- Actions demandées:
a – D'après le texte sur la San Larenzu à Lévie, entre quelles dates la fête avait-elle lieu chaque année ?
b – Recopiez le passage du texte sur la San Larenzu à Lévie compris entre « Plus qu’une odeur, cet » et « d’effleurer les narines. », ces deux extrémités incluses.

··· Texte de lecture ···

Il n’y a pas si longtemps, j’ai l’impression que c’était hier, nous avions moins de quinze ans.
Lévie en ce temps-là accrochait ses vivats sous toutes les fenêtres, chaque année entre le 7 et le 11 août, San Larenzu battait son plein.
Tous les quartiers fêtaient la vie et Lévie.
Les cousins, cousines, oncles, tantes et amis venus d’autres villages ou du continent se retrouvaient autour d’une table bien garnie pour fêter Saint Laurent.
Dans la sombre cuisine qui tenait lieu de salle à manger, flottait un fumet de vieux saucisson. Depuis décembre, il séjournait dans la cendre et s’était imprégné comme la vuletta, la coppa ou le jambon, de la moisissure verte, fleurie dans le séchoir frais creusé dans le tuf.
Plus qu’une odeur, cet arôme particulier caractérisait notre charcuterie maison qui sentait la cave, disait-on.
C’était l’occasion d’entamer le gros prisuttu et a cionciula* qui avait mûri, durant le mois précédant la fête, à l’ombre de la grande jarre pour reprendre un peu de moelleux.
L‘incontournable salade des tomates du jardin agrémentée de cercles d’oignon rouge, de basilic, anchois, olives et d’œufs durs, le tout baignant dans une huile d’olive bien fruitée puisée à la louche dans la petite jarre, suivait la charcuterie. Une jetée de sel concassé, quelques volées de poivre, un poivre noir fraîchement moulu et pincé dans le tiroir d’un petit moulin bien culotté passait d’un convive à l’autre en évitant d’effleurer les narines.
Venait le tour « di a pasta asciuta ». Des spaghetti cabriolés dans une sauce de daube, largement recouverts de fromage râpé, bien vieux et bien piquant. Des poignées de fraîchement « gratté » étaient lancées à la volée comme un pâtissier fleure sa table de travail, les épicuriens en rajoutaient une couche. Après daube, re-fromage, café et eau de vie.
Repu, « beddu tichju » comme on dit chez nous, tout ce monde semblait un peu anesthésié et sommeillait sur les chaises ou dans un coin à l’ombre en attendant le retour du tonus.
C’était le repas spécial retrouvailles di San Larenzu. Toujours le même.
A surba, la rue principale, riait sous les guirlandes qui flottaient à la brise légère en agitant ses effets multicolores. De la fontaine de Vichy jusqu’à la Pergola s’alignaient les stands, des deux côtés de la rue, dont une des attractions était le Lion de Roccapina. Selon l’humeur de l’animateur qui avait un profil de rongeur comme pour ressembler à son cochon d’Inde qu’il gardait prisonnier sous une passoire tenue au bout d’une canne à pêche, on entendait : « Venez voir le Lion de Roccapina, le rat qui a fait trembler Chicago ! ». Le petit animal était entouré de maisonnettes surmontées de lots. Chacun misait à sa guise directement sur le toit de l’abri, la passoire était soulevée et le rongeur, après quelques hésitations qui soulevaient des « oh ! et des ah ! », allait s’abriter dans une habitation désignant ainsi le gagnant. C’était la seule attraction ambulante. Le « Lion » s’installait dans les endroits passants, selon le moment du jour, au carrefour de la fontaine de Vichy ou non loin du bal à la Piazzona, au plus fort des valses, tangos et autres pasos.

··· Lignes affichées ···

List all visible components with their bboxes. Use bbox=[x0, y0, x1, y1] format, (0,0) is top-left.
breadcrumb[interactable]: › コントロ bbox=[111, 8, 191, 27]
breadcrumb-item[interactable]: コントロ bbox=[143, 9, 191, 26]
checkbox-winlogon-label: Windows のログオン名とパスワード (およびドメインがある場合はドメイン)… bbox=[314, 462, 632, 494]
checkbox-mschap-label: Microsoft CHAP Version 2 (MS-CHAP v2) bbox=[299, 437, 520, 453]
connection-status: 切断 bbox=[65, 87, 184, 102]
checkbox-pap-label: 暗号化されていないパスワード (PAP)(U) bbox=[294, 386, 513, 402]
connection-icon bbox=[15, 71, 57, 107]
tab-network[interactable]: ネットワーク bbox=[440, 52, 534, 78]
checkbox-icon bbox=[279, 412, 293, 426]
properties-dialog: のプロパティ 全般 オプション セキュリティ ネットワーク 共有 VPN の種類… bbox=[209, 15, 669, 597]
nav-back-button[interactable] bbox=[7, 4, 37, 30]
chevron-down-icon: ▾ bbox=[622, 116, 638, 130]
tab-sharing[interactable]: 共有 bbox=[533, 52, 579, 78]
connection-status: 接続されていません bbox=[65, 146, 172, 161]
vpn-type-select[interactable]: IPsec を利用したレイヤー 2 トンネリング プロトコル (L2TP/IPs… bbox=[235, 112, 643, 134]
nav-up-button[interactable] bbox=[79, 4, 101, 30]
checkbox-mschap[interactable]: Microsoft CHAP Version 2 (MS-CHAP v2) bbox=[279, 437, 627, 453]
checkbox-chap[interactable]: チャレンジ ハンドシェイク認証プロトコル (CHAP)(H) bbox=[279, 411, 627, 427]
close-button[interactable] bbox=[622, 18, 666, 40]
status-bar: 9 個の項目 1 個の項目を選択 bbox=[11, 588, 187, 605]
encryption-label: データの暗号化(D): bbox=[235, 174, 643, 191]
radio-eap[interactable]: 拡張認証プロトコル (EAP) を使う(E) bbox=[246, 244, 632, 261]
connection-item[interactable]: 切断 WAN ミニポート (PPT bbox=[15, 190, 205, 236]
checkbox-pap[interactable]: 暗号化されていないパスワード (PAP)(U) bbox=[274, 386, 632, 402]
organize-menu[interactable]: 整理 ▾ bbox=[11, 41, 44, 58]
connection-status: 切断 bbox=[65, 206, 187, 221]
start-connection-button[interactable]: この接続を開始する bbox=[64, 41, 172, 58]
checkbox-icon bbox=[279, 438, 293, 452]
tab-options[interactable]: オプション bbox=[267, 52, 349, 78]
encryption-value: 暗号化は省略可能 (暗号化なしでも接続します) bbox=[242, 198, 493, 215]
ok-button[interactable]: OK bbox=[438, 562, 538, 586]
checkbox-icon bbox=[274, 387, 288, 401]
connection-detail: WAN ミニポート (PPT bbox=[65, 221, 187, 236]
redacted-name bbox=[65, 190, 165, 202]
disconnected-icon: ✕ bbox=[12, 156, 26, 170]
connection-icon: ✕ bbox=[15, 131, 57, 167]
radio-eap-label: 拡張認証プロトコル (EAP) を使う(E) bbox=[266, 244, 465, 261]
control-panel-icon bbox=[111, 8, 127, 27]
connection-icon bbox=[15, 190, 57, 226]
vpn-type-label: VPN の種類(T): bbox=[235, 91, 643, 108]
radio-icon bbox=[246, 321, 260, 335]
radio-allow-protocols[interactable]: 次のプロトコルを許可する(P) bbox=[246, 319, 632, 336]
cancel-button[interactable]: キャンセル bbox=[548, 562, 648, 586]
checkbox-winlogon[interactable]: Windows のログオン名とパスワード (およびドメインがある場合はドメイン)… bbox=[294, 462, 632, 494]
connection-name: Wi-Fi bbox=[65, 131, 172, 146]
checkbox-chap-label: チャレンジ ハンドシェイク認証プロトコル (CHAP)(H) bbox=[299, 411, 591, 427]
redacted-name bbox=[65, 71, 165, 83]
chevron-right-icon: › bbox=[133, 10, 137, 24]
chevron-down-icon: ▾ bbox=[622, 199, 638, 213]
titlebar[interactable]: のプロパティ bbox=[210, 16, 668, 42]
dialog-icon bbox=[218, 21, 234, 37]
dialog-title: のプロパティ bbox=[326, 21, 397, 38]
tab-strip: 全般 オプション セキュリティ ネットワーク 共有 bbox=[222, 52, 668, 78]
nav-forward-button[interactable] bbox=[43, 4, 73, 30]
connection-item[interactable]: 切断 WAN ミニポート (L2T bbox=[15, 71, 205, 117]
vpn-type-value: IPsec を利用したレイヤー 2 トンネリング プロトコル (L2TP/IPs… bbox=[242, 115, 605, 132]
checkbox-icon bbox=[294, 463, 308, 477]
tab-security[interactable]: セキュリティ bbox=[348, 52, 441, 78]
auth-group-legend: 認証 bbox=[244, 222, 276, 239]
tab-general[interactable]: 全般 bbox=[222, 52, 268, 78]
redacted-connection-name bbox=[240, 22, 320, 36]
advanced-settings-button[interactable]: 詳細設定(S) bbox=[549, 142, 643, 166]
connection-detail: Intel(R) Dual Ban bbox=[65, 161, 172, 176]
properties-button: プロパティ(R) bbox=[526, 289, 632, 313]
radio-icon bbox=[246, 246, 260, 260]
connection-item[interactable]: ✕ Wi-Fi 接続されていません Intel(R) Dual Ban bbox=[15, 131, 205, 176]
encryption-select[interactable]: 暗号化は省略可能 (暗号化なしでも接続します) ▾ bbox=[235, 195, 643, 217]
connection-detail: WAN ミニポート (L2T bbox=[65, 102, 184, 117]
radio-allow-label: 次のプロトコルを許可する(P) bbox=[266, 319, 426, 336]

···

- Corrigé de l'exercice:
a – Entre le 7 et le 11 août.

b –
Plus qu’une odeur, cet arôme particulier caractérisait notre charcuterie maison qui sentait la cave, disait-on.
C’était l’occasion d’entamer le gros prisuttu et a cionciula* qui avait mûri, durant le mois précédant la fête, à l’ombre de la grande jarre pour reprendre un peu de moelleux.
L‘incontournable salade des tomates du jardin agrémentée de cercles d’oignon rouge, de basilic, anchois, olives et d’œufs durs, le tout baignant dans une huile d’olive bien fruitée puisée à la louche dans la petite jarre, suivait la charcuterie. Une jetée de sel concassé, quelques volées de poivre, un poivre noir fraîchement moulu et pincé dans le tiroir d’un petit moulin bien culotté passait d’un convive à l’autre en évitant d’effleurer les narines.